### To be done
Could you extract every entry below and reproduce it exactly?
[start Records to process]
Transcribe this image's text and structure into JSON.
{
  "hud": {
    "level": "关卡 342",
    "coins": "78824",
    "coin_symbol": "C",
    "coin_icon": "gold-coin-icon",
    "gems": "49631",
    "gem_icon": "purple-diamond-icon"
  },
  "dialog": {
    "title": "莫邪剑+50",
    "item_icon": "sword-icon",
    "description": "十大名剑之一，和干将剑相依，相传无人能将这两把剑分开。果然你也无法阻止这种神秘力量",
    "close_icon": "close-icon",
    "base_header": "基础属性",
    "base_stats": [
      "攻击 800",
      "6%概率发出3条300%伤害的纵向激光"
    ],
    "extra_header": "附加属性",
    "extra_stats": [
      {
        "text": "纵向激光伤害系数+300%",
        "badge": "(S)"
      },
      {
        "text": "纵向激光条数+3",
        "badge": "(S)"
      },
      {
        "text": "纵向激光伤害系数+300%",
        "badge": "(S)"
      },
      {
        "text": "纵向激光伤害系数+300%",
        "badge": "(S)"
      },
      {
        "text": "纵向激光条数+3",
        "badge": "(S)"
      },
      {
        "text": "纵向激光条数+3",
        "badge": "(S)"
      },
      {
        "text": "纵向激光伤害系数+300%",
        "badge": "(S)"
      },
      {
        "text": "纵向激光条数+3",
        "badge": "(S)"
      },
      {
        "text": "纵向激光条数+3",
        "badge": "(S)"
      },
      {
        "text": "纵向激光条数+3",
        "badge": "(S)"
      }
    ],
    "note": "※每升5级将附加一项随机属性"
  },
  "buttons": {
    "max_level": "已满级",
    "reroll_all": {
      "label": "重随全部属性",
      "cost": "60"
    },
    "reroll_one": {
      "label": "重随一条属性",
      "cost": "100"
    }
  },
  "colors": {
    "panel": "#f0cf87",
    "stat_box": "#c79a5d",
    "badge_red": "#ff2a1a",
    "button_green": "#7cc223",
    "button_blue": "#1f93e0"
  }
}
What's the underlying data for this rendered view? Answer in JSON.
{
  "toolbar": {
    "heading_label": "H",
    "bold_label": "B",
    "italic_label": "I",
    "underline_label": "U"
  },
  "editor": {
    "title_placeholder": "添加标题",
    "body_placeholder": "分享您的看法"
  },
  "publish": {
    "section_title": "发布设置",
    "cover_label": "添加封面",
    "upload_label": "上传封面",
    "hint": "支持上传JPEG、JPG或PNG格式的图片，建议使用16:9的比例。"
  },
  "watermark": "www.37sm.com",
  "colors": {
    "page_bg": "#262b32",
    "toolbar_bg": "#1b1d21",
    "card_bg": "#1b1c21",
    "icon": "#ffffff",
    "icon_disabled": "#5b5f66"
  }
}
[end Records to process]
### Finished answer
Transcribe this image's text and structure into JSON.
{
  "hud": {
    "level": "关卡 342",
    "coins": "78824",
    "coin_symbol": "C",
    "coin_icon": "gold-coin-icon",
    "gems": "49631",
    "gem_icon": "purple-diamond-icon"
  },
  "dialog": {
    "title": "莫邪剑+50",
    "item_icon": "sword-icon",
    "description": "十大名剑之一，和干将剑相依，相传无人能将这两把剑分开。果然你也无法阻止这种神秘力量",
    "close_icon": "close-icon",
    "base_header": "基础属性",
    "base_stats": [
      "攻击 800",
      "6%概率发出3条300%伤害的纵向激光"
    ],
    "extra_header": "附加属性",
    "extra_stats": [
      {
        "text": "纵向激光伤害系数+300%",
        "badge": "(S)"
      },
      {
        "text": "纵向激光条数+3",
        "badge": "(S)"
      },
      {
        "text": "纵向激光伤害系数+300%",
        "badge": "(S)"
      },
      {
        "text": "纵向激光伤害系数+300%",
        "badge": "(S)"
      },
      {
        "text": "纵向激光条数+3",
        "badge": "(S)"
      },
      {
        "text": "纵向激光条数+3",
        "badge": "(S)"
      },
      {
        "text": "纵向激光伤害系数+300%",
        "badge": "(S)"
      },
      {
        "text": "纵向激光条数+3",
        "badge": "(S)"
      },
      {
        "text": "纵向激光条数+3",
        "badge": "(S)"
      },
      {
        "text": "纵向激光条数+3",
        "badge": "(S)"
      }
    ],
    "note": "※每升5级将附加一项随机属性"
  },
  "buttons": {
    "max_level": "已满级",
    "reroll_all": {
      "label": "重随全部属性",
      "cost": "60"
    },
    "reroll_one": {
      "label": "重随一条属性",
      "cost": "100"
    }
  },
  "colors": {
    "panel": "#f0cf87",
    "stat_box": "#c79a5d",
    "badge_red": "#ff2a1a",
    "button_green": "#7cc223",
    "button_blue": "#1f93e0"
  }
}
What's the underlying data for this rendered view? Answer in JSON.
{
  "toolbar": {
    "heading_label": "H",
    "bold_label": "B",
    "italic_label": "I",
    "underline_label": "U"
  },
  "editor": {
    "title_placeholder": "添加标题",
    "body_placeholder": "分享您的看法"
  },
  "publish": {
    "section_title": "发布设置",
    "cover_label": "添加封面",
    "upload_label": "上传封面",
    "hint": "支持上传JPEG、JPG或PNG格式的图片，建议使用16:9的比例。"
  },
  "watermark": "www.37sm.com",
  "colors": {
    "page_bg": "#262b32",
    "toolbar_bg": "#1b1d21",
    "card_bg": "#1b1c21",
    "icon": "#ffffff",
    "icon_disabled": "#5b5f66"
  }
}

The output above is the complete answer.